On ne pourrait pas imaginer Bayeux sans sa cathédrale. L’œuvre de pierre
colossale annonce sa silhouette caractéristique depuis les petites
départementales du Bessin bien avant qu’elles ne convergent vers la capitale.
Le site était occupé bien plus tôt par la tribu gauloise des Bajocasses.
Les druides y encensaient Belenos, le dieu du Soleil, sur le Mont Phaunus, par
Toutatis !
Lorsque Odon, demi-frère évêque de Guillaume le Conquérant, décide la
construction d’un premier sanctuaire consacré en 1078, il y a longtemps que les
premiers évangélisateurs ont christianisé la région.
Du premier étage de la nef et de la crypte romane du 11ème
siècle, jusqu’à la croix posée sur l’octogone supérieur de la tour centrale en
1981, le vaisseau a pris son temps pour nous restituer sa forme actuelle.
Le visiteur de passage à Bayeux ne peut qu’imiter Théophile Gautier :
« résister à une cathédrale est au-dessus de nos forces, et nous passâmes
la journée à examiner celle-ci ».
Gustave Flaubert en fit une description télégraphique : « Crypte
curieuse ; piliers romans trapus ; restes de fresques, anges
musiciens jouant plusieurs instruments. Un Saint-Joseph statuette de bois qui
ressemble à un Bouddha japonais ; n’a pas de menton ».

Données fournies:

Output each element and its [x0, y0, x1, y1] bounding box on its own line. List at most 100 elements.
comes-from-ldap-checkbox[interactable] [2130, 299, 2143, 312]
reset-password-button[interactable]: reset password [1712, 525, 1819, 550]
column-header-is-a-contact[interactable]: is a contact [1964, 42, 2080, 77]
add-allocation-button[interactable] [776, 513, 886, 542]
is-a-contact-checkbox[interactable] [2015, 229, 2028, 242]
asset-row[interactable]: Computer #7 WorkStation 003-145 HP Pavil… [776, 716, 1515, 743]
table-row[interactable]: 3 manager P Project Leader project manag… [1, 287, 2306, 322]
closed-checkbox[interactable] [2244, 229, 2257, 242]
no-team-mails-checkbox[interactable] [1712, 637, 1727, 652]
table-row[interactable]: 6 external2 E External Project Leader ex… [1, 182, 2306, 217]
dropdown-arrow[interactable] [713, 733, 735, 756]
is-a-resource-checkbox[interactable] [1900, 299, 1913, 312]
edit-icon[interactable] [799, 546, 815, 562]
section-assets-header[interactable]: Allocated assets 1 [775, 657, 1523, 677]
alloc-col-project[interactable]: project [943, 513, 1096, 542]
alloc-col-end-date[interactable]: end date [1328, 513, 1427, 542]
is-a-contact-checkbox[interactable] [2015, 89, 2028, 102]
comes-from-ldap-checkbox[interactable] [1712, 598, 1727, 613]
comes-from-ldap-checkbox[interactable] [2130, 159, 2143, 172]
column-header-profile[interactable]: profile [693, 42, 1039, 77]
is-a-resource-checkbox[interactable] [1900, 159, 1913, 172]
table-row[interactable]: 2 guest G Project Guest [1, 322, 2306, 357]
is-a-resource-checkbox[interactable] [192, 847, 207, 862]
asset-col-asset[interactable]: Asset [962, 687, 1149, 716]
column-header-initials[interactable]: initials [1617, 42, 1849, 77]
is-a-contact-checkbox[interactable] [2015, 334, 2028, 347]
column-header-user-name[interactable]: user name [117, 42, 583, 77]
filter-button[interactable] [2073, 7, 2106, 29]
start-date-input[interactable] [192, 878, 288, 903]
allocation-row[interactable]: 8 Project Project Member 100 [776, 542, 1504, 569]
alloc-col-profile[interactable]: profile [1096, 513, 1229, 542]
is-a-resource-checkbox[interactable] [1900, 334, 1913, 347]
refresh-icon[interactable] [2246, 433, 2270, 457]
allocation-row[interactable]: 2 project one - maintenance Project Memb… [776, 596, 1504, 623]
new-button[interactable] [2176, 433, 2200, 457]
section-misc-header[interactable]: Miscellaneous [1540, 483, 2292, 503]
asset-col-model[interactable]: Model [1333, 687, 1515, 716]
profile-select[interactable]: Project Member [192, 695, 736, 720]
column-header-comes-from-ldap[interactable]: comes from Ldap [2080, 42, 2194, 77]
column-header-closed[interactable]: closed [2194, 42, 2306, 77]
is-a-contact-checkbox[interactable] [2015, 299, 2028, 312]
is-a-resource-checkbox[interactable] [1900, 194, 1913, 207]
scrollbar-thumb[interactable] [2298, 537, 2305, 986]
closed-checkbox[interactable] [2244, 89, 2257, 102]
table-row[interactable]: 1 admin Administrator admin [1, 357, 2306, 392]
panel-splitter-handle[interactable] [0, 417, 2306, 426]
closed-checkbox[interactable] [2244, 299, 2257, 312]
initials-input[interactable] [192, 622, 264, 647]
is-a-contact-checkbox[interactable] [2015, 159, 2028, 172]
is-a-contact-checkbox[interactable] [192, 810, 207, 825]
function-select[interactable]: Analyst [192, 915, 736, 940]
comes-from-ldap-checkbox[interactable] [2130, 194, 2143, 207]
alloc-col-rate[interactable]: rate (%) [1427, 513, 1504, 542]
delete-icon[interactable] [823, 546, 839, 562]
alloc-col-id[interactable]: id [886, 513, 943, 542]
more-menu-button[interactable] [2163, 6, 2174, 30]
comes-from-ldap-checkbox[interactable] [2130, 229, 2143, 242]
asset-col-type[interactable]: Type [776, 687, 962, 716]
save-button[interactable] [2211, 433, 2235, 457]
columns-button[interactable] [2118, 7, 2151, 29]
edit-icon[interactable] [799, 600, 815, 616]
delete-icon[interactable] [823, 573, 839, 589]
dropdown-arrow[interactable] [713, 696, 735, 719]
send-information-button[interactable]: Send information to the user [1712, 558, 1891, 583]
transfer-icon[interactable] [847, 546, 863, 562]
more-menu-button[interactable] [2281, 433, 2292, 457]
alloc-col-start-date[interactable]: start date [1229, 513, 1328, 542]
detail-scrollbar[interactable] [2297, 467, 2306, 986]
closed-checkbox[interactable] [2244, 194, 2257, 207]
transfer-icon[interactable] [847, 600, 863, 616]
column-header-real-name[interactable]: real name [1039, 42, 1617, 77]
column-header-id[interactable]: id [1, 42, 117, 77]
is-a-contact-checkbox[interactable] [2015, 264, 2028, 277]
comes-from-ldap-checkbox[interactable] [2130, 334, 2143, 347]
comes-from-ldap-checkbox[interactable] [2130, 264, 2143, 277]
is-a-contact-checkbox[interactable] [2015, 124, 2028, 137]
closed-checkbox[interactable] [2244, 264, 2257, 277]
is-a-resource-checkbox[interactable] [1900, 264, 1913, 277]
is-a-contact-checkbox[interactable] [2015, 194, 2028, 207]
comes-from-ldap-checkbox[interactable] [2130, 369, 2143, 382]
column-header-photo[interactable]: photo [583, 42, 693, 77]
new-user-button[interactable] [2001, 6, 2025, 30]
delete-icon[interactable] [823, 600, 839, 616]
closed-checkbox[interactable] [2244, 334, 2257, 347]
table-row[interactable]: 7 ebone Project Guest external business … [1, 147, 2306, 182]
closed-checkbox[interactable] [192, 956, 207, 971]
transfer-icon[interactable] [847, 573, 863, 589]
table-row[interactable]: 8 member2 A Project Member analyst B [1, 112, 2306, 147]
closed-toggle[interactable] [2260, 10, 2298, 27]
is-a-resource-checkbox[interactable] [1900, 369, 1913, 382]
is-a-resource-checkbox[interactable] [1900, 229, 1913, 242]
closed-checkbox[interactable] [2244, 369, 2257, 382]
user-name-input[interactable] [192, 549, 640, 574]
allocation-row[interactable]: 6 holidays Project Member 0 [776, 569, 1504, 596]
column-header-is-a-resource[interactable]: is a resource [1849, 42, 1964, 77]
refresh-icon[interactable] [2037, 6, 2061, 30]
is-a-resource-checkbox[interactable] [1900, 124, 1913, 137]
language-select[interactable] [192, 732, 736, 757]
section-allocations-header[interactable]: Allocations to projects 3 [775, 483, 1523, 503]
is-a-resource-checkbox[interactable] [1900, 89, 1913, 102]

Consigne 1: Selon le texte sur la cathédrale de Bayeux, en quelle année fut consacré le premier sanctuaire dont Odon décida la construction ?
Consigne 2: Poursuivez le texte consacré à la cathédrale de Bayeux à la suite de sa dernière phrase.

Réponse 1: En 1078.

Réponse 2:
Edouard Herriot est moins conquis : « cette crypte est même
préromane. Ses voûtes tombent lourdement sur les colonnes ; l’artisan de
ce temps ne sait même pas sculpter l’acanthe ; il se contente de sommaires
godrons ». Il continue fraîchement : « le dôme parait sans
valeur comme sans raison. Il gâte, il écrase la belle enveloppe du chœur, le
pur dessin de l’abside flanqué de légères tourelles à clochetons ». Mais
il finit par une note plus élogieuse, sans pouvoir s’empêcher néanmoins de
dénigrer ses contemporains ! « L’art du 13ème siècle, par l’habileté
avec laquelle il a complété les tours, donne une sévère leçon à quelques
goujats savants de notre âge ».
Autour de la cathédrale le vieux centre médiéval incite au travers de ses
ruelles tortueuses à la découverte du patrimoine bâti : hôtels
particuliers ou maisons-tours.
rue de la Maitrise |
maison-tour |
La ville de Guillaume aurait pu devenir capitale de région, mais Saint
Louis lui ôte sa primauté de juridiction au profit de Caen, et la fige pour
toujours dans son statut actuel de sous-préfecture.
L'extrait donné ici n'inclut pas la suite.